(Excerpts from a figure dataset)

┄┄┄┄┄┄┄┄┄┄┄┄┄┄┄┄┄┄┄┄

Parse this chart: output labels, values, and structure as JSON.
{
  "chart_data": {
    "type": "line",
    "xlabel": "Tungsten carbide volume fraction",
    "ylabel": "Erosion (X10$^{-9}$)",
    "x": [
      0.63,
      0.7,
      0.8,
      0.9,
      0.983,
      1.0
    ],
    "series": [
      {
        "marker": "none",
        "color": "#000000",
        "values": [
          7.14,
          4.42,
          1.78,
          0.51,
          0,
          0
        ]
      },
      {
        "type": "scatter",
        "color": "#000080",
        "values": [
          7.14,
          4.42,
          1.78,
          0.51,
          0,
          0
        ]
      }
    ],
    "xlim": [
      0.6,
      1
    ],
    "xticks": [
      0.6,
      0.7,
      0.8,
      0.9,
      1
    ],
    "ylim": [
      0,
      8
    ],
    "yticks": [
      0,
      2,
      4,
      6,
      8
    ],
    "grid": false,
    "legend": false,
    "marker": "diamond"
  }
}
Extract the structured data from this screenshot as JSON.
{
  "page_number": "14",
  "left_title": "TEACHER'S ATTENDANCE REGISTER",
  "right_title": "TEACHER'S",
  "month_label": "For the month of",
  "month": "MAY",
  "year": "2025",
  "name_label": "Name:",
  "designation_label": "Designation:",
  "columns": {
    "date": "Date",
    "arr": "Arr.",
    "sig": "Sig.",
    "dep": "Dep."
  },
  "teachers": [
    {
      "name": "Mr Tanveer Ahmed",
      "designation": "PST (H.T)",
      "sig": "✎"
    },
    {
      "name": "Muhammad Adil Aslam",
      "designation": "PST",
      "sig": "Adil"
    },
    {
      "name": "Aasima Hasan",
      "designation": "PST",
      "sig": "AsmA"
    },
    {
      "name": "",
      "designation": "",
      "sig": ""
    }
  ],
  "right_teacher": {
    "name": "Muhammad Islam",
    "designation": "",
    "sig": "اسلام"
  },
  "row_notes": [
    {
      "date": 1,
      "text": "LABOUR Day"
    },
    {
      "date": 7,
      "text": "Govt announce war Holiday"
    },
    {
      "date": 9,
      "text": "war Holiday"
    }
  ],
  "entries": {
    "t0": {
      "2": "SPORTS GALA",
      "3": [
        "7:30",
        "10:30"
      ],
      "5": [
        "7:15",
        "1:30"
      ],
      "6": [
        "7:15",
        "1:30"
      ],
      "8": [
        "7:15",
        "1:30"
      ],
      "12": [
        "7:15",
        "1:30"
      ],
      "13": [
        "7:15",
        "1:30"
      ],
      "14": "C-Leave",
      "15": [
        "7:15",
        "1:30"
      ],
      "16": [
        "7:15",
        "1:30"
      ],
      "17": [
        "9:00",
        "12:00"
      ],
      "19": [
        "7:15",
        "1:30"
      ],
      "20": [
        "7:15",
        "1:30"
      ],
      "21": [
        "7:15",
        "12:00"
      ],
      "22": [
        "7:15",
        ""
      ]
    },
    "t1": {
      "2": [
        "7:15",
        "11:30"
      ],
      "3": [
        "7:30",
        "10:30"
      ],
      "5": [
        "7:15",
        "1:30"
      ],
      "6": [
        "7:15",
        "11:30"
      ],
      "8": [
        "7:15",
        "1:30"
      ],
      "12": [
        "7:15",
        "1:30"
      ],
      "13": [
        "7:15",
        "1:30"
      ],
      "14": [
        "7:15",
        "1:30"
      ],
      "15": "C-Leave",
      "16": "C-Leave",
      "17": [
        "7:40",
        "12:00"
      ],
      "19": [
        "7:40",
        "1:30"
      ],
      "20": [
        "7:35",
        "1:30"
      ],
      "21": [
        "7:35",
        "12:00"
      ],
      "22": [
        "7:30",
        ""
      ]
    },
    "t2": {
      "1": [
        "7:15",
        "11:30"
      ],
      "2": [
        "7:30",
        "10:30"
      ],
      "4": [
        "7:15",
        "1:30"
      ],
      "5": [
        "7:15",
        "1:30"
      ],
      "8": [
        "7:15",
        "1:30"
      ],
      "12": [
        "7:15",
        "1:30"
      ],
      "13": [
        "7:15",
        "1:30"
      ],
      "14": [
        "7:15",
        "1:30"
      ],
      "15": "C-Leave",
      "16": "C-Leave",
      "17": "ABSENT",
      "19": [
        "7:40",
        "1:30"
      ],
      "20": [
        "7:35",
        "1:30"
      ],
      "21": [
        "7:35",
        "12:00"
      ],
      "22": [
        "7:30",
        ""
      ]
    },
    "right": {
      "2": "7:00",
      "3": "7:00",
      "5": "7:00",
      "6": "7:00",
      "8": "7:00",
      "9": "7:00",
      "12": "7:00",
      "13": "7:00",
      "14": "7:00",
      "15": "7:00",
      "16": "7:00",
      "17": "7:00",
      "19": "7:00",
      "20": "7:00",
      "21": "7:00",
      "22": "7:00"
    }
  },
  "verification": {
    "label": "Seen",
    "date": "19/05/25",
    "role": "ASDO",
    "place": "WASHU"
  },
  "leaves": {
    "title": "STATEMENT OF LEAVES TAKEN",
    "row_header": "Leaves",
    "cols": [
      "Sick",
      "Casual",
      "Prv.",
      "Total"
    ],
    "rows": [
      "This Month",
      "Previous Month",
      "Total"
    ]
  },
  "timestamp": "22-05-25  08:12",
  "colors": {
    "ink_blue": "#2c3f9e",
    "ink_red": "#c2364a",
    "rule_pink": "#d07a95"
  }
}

┄┄┄┄┄┄┄┄┄┄┄┄┄┄┄┄┄┄┄┄

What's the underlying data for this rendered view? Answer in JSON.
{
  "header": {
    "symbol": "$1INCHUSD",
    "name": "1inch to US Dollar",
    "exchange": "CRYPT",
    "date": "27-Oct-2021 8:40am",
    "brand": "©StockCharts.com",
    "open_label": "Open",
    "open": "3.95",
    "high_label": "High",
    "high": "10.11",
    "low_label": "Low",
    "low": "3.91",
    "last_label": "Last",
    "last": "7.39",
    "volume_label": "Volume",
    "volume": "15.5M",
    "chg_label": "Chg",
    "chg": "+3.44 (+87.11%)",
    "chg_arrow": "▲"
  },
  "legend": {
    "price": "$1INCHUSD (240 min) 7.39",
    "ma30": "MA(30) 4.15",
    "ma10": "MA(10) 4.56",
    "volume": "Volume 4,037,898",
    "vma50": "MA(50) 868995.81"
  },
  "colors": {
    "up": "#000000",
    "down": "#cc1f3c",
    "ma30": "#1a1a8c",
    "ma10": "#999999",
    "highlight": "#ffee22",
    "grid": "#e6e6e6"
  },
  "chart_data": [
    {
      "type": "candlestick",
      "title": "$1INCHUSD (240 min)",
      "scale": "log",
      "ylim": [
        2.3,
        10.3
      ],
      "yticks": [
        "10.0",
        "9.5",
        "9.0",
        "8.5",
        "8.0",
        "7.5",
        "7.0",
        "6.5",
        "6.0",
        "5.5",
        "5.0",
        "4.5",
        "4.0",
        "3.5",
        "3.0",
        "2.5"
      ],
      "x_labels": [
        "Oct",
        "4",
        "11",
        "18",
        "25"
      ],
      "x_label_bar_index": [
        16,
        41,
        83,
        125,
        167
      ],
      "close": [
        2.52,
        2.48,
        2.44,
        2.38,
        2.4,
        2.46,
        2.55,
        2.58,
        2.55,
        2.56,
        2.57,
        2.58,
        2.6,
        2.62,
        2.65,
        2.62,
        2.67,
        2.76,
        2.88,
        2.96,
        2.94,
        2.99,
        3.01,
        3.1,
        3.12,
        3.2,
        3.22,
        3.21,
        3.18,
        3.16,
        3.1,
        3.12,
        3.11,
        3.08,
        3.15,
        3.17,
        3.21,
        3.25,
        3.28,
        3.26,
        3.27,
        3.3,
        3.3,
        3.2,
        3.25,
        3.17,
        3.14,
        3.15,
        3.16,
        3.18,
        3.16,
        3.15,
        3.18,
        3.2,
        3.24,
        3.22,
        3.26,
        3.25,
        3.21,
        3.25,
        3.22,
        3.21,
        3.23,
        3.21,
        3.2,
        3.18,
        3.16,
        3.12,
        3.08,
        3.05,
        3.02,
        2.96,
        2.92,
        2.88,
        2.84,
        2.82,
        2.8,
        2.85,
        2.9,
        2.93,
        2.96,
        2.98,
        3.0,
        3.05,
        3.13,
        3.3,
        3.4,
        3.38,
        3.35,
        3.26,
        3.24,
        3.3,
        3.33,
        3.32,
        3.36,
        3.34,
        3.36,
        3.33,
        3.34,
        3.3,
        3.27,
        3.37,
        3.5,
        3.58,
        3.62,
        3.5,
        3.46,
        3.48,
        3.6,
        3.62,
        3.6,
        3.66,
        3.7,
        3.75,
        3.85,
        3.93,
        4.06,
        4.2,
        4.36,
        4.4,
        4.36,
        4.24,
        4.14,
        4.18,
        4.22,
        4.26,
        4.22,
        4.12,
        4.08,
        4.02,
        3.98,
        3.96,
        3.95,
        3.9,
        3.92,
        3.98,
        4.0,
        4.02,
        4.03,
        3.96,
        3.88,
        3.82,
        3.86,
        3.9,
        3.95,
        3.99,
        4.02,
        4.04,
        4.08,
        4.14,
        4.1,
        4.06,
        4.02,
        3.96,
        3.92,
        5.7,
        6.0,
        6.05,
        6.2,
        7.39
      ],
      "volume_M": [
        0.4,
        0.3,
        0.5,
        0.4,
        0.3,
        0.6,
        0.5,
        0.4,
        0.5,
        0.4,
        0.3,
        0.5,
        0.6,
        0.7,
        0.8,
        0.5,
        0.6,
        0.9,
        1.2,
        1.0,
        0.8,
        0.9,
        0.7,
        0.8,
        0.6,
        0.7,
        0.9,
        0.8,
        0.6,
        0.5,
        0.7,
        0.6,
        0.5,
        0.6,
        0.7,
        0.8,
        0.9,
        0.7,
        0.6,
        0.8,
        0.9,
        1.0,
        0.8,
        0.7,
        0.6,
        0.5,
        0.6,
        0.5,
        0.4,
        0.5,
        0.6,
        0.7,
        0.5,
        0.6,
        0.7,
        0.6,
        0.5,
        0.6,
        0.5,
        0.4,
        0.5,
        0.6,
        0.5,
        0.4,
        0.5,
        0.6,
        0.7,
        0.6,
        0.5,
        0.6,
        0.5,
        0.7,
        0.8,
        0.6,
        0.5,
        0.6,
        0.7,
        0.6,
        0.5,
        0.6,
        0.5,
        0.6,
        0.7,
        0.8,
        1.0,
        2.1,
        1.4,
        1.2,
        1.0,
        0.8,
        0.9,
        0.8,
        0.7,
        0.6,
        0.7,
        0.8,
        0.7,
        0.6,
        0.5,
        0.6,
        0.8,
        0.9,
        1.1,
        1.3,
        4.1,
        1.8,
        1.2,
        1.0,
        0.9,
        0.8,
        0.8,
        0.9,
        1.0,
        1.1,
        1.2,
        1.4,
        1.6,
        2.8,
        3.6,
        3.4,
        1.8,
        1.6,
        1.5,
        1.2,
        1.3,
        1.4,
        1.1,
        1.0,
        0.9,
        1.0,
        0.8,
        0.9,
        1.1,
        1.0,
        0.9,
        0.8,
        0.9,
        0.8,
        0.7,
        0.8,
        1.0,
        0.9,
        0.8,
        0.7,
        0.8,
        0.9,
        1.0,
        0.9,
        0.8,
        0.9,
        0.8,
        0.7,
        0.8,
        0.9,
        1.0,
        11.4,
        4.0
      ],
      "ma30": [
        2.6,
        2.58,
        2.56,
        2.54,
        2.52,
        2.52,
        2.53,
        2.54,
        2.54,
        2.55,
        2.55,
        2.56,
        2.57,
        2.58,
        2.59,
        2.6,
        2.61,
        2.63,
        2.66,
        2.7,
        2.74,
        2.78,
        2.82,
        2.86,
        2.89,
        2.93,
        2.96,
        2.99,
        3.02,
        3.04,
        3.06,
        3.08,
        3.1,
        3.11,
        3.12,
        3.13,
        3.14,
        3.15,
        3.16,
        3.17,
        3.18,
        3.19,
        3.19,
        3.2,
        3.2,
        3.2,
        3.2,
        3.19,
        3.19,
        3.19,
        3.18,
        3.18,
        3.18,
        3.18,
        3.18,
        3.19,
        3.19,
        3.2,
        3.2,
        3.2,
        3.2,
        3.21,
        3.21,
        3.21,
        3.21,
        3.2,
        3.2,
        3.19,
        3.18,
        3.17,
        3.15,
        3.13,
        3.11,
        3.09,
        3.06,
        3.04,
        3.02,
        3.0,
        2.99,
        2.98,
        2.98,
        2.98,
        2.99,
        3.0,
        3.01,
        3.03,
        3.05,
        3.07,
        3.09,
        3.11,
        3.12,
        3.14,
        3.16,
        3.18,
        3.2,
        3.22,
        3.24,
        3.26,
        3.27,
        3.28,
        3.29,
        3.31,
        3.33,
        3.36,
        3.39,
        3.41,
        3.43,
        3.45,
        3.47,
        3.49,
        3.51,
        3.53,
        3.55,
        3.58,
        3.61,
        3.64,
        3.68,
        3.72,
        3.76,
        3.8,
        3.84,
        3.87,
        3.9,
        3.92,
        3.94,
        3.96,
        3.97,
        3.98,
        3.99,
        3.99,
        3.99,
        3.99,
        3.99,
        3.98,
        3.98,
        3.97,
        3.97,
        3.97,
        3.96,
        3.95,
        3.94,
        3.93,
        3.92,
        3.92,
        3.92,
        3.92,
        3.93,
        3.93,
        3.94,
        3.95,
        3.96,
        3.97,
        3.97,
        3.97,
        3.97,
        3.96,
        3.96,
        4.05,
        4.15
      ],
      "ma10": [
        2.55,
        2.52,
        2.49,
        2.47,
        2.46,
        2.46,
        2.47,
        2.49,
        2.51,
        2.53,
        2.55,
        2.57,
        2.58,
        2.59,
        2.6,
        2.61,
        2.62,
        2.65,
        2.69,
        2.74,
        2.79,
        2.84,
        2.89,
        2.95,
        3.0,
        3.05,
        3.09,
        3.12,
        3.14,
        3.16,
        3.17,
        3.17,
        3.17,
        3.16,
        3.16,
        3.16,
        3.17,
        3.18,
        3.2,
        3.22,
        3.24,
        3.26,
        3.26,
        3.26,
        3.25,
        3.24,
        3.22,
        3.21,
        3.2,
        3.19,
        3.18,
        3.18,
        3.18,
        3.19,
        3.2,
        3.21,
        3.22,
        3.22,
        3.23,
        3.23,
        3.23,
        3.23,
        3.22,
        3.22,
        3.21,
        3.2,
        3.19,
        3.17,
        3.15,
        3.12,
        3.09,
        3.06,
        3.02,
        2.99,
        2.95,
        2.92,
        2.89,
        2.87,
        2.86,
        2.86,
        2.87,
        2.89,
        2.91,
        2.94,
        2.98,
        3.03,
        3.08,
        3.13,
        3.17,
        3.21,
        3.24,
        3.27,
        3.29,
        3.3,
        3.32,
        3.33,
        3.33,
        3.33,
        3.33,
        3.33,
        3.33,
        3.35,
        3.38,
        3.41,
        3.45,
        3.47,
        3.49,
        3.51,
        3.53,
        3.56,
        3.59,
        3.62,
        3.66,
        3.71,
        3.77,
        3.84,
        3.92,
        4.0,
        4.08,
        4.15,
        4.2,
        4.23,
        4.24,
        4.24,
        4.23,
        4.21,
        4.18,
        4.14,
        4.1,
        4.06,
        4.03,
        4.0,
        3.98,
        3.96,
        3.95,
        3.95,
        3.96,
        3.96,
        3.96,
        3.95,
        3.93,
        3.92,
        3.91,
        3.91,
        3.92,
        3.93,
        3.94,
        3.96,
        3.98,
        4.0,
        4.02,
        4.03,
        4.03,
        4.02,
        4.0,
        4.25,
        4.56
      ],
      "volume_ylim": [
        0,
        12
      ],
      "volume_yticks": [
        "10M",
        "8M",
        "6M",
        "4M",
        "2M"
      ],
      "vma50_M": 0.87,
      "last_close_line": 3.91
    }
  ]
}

┄┄┄┄┄┄┄┄┄┄┄┄┄┄┄┄┄┄┄┄

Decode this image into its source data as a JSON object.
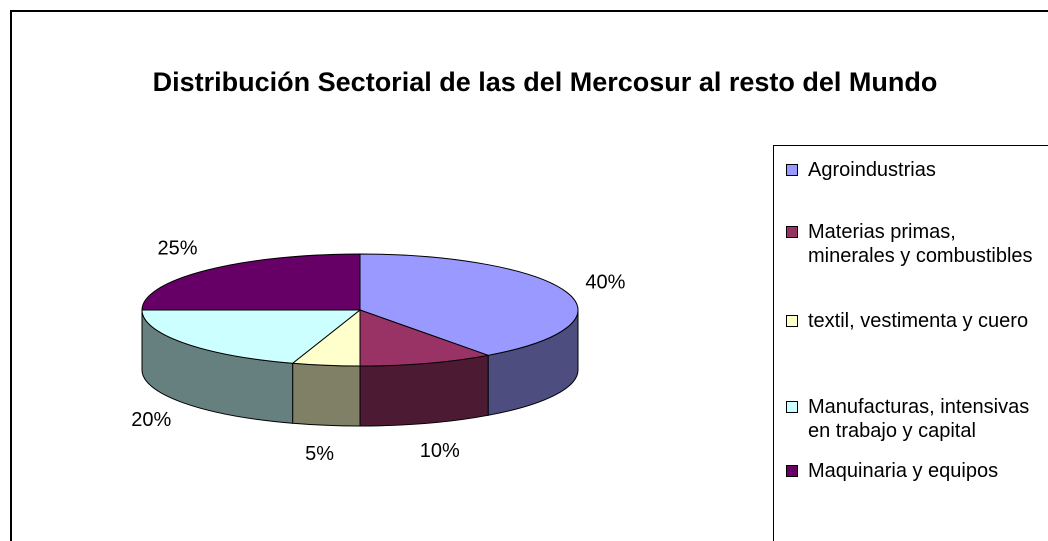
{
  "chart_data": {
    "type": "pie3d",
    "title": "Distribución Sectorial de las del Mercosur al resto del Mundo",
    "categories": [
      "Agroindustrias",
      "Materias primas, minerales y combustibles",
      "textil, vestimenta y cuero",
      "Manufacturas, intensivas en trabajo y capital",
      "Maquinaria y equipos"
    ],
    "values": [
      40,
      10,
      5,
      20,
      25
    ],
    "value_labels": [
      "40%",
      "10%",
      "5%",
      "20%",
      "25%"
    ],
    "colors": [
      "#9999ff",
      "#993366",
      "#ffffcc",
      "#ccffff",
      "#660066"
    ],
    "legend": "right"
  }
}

┄┄┄┄┄┄┄┄┄┄┄┄┄┄┄┄┄┄┄┄

* _What is required_
Pull every line holding "values" out of the records.

* _Answer to the problem_
Parse this chart: output labels, values, and structure as JSON.
        "values": [
        "values": [
    "values": [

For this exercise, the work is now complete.